• [The exercise]: Report every line in the listing below where the string "Bielefeld" shows up.

[Rows from a dataset]
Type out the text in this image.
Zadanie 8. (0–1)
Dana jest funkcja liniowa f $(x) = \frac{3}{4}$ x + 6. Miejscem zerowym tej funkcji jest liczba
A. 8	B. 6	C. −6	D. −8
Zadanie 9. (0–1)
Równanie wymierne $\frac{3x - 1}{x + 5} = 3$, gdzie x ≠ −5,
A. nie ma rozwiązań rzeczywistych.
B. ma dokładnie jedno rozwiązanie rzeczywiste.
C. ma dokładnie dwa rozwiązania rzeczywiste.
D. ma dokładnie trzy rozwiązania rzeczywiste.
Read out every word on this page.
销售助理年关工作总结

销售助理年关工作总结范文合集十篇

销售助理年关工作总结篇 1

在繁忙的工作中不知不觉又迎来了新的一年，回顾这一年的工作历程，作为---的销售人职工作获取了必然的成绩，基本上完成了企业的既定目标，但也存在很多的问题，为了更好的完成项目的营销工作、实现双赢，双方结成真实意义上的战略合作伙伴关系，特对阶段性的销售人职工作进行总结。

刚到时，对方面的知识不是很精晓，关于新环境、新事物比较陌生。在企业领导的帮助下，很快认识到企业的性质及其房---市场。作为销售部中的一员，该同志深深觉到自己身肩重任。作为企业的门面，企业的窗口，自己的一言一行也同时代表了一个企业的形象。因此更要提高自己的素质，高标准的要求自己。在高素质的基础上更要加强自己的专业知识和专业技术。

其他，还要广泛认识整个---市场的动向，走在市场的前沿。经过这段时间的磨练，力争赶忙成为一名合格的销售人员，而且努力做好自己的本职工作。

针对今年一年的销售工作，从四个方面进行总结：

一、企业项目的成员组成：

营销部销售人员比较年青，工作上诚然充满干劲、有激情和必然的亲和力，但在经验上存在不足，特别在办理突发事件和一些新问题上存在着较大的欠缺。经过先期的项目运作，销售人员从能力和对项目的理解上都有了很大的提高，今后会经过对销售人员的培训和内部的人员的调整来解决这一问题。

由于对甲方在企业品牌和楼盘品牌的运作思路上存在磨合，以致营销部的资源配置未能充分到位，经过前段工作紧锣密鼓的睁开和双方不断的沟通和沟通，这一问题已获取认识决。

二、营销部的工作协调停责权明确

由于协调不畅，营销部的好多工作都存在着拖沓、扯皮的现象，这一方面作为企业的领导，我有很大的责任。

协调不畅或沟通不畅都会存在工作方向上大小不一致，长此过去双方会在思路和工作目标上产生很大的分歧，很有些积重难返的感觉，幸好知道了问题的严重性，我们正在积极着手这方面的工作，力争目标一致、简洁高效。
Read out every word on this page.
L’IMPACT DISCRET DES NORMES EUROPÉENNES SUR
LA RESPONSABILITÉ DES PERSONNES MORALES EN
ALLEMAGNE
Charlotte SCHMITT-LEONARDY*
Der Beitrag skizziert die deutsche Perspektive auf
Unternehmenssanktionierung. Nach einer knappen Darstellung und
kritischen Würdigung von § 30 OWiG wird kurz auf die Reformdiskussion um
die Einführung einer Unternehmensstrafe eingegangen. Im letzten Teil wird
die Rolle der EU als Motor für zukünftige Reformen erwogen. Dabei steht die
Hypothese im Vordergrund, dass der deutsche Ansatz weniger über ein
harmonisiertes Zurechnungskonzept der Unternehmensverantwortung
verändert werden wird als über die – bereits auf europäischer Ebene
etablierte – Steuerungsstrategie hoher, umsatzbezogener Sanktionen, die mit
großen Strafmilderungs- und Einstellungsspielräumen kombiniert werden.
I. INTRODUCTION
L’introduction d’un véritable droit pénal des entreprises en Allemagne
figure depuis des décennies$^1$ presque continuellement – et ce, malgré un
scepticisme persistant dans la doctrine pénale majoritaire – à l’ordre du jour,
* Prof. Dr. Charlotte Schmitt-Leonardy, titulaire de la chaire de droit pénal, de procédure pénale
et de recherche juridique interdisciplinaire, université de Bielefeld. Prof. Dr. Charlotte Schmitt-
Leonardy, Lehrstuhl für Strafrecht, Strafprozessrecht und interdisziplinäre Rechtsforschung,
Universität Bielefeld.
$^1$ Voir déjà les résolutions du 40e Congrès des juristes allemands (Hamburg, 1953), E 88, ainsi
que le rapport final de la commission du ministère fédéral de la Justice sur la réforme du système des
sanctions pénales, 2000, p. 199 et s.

• [Answer]:
et de recherche juridique interdisciplinaire, université de Bielefeld. Prof. Dr. Charlotte Schmitt-
Universität Bielefeld.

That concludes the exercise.